:: Records shown

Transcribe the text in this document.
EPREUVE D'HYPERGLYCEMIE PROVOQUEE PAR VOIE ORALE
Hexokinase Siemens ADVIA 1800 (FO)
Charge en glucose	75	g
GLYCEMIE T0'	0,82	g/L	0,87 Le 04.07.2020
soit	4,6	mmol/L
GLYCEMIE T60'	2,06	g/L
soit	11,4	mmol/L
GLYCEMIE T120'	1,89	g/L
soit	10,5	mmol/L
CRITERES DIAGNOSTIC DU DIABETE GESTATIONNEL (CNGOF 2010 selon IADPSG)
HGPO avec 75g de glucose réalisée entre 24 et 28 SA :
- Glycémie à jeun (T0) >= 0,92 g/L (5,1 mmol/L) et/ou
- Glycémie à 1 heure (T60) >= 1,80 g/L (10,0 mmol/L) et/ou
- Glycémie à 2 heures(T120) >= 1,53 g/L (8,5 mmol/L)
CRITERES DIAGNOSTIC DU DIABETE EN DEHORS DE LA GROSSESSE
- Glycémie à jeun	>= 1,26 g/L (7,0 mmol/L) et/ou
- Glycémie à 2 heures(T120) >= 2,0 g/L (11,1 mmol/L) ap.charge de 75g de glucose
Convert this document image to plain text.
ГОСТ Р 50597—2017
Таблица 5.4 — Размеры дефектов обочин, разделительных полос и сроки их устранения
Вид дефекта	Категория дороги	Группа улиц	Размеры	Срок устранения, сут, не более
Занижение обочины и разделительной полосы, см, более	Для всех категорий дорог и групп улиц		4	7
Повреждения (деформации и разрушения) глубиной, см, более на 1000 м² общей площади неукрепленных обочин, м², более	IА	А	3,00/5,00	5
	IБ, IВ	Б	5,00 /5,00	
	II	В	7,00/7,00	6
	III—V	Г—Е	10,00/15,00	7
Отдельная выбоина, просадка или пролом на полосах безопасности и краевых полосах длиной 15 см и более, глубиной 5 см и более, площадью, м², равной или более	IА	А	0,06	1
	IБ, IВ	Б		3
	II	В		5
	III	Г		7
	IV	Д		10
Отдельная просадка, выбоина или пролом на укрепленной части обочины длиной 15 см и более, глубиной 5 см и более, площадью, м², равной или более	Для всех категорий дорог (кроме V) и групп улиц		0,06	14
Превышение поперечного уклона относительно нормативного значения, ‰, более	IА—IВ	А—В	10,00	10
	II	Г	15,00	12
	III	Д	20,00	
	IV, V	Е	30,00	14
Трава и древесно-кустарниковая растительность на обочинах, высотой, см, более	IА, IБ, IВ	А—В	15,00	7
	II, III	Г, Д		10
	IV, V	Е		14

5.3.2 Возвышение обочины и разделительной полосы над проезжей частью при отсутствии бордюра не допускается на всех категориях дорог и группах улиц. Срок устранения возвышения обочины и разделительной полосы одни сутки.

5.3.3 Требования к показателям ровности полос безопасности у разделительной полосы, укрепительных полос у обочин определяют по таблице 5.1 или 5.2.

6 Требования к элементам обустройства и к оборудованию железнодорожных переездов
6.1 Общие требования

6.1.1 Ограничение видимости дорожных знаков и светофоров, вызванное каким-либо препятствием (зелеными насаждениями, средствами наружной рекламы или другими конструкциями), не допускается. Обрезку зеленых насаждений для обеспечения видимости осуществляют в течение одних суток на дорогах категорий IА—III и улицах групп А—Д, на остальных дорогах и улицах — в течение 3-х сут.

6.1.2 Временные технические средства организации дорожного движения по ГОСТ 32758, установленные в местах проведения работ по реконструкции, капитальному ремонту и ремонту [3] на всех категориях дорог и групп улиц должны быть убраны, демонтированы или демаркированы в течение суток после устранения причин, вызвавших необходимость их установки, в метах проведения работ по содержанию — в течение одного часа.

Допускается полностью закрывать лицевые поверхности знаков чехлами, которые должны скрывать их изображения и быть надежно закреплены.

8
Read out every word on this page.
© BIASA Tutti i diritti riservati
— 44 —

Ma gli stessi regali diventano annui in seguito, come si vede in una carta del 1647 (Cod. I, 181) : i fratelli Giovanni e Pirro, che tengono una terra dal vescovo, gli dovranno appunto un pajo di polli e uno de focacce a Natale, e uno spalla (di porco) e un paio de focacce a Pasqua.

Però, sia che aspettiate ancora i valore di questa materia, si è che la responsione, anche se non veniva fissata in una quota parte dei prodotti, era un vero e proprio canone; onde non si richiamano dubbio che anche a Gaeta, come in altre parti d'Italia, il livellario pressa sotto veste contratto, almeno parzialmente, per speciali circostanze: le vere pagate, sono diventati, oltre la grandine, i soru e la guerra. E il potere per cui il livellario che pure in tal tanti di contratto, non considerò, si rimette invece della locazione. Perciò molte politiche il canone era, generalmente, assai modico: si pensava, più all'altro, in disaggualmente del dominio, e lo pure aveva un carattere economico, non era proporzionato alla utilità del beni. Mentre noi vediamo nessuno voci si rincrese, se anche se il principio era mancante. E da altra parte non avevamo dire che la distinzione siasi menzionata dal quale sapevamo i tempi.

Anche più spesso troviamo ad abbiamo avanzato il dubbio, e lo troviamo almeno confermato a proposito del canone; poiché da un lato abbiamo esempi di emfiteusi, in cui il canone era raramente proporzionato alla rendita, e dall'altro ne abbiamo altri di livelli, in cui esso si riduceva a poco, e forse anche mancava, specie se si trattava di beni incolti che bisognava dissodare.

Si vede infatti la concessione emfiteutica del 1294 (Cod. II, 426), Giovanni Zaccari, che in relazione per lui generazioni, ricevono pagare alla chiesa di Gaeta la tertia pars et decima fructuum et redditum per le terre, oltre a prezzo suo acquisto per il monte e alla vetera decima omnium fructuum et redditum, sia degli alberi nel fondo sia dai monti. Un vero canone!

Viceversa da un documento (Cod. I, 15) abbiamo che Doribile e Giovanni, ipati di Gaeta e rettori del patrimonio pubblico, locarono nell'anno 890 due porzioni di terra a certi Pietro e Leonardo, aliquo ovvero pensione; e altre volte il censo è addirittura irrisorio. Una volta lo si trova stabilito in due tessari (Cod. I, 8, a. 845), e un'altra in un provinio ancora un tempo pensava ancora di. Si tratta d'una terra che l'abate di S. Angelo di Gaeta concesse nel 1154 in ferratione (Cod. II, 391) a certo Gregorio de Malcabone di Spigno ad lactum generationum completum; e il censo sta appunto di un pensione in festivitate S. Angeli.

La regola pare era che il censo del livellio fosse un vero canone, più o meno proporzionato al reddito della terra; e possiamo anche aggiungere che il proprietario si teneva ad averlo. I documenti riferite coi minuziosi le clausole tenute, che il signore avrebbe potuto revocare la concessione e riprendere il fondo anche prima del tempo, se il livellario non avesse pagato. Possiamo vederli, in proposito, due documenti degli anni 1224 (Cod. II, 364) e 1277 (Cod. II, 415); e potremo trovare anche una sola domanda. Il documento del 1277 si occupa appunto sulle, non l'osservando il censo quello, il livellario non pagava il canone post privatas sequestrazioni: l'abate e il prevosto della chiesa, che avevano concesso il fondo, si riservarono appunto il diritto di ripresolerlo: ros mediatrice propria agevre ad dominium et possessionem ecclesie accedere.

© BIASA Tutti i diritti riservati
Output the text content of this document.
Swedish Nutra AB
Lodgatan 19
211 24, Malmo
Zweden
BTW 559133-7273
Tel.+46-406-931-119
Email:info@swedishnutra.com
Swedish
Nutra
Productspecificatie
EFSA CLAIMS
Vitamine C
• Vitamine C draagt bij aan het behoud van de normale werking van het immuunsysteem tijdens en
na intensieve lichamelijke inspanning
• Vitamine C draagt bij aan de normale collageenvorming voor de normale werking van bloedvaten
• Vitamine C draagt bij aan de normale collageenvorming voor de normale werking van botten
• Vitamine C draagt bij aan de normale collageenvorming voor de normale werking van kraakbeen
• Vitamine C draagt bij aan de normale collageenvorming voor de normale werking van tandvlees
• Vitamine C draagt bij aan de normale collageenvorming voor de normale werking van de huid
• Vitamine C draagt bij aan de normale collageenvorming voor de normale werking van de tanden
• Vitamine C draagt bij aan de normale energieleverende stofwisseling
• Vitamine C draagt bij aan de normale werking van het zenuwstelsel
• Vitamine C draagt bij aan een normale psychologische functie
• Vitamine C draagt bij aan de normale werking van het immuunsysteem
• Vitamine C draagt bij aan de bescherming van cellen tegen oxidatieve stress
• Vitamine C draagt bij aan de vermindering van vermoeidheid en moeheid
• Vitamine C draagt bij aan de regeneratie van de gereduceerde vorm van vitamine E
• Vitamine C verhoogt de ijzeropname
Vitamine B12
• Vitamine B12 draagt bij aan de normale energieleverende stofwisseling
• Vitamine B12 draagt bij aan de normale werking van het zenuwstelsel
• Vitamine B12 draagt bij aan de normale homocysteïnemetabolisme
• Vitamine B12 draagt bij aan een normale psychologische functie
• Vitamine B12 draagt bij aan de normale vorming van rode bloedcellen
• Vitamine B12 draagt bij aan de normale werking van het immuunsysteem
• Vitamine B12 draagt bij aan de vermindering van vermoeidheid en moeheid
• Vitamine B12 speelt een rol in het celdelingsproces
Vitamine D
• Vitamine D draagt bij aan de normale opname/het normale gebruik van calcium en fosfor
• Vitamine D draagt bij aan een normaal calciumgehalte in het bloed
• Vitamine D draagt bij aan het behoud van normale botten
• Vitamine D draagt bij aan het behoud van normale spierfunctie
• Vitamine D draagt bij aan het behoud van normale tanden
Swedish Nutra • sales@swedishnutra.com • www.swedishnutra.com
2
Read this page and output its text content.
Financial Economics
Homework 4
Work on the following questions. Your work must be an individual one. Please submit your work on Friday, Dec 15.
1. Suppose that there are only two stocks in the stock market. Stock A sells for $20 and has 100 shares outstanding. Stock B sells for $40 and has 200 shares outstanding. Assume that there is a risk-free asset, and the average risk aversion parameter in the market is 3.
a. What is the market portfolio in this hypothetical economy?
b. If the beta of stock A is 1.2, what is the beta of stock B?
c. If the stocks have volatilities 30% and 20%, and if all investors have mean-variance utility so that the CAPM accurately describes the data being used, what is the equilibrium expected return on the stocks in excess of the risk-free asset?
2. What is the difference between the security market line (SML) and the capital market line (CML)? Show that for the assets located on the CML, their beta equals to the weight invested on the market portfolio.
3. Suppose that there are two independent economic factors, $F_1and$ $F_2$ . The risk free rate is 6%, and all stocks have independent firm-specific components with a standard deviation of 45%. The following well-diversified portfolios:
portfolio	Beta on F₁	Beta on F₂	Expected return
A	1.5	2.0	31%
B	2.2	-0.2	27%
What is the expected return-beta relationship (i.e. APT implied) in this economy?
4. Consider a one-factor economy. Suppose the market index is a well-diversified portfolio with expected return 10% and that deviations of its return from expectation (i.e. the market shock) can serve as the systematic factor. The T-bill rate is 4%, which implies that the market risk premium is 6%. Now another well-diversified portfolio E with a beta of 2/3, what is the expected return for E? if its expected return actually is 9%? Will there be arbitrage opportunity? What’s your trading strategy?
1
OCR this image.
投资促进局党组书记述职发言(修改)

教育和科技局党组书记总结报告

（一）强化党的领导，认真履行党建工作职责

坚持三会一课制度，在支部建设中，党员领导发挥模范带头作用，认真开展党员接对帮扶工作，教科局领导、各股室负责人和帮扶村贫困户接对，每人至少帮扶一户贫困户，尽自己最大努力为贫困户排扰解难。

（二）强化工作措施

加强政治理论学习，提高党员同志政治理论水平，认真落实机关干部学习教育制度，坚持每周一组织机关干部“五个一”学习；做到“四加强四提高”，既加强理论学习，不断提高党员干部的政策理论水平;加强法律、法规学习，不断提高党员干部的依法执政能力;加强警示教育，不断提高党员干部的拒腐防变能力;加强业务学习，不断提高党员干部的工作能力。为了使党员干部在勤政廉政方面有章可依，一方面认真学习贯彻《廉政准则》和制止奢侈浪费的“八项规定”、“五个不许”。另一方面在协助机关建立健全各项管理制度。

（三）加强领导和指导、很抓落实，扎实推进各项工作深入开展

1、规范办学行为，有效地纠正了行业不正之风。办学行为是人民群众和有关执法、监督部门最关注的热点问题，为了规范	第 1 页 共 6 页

::::

▶ Your objective
Identify and list each line with the word "jeun".

▶ Solution to this task
- Glycémie à jeun (T0) >= 0,92 g/L (5,1 mmol/L) et/ou
- Glycémie à jeun	>= 1,26 g/L (7,0 mmol/L) et/ou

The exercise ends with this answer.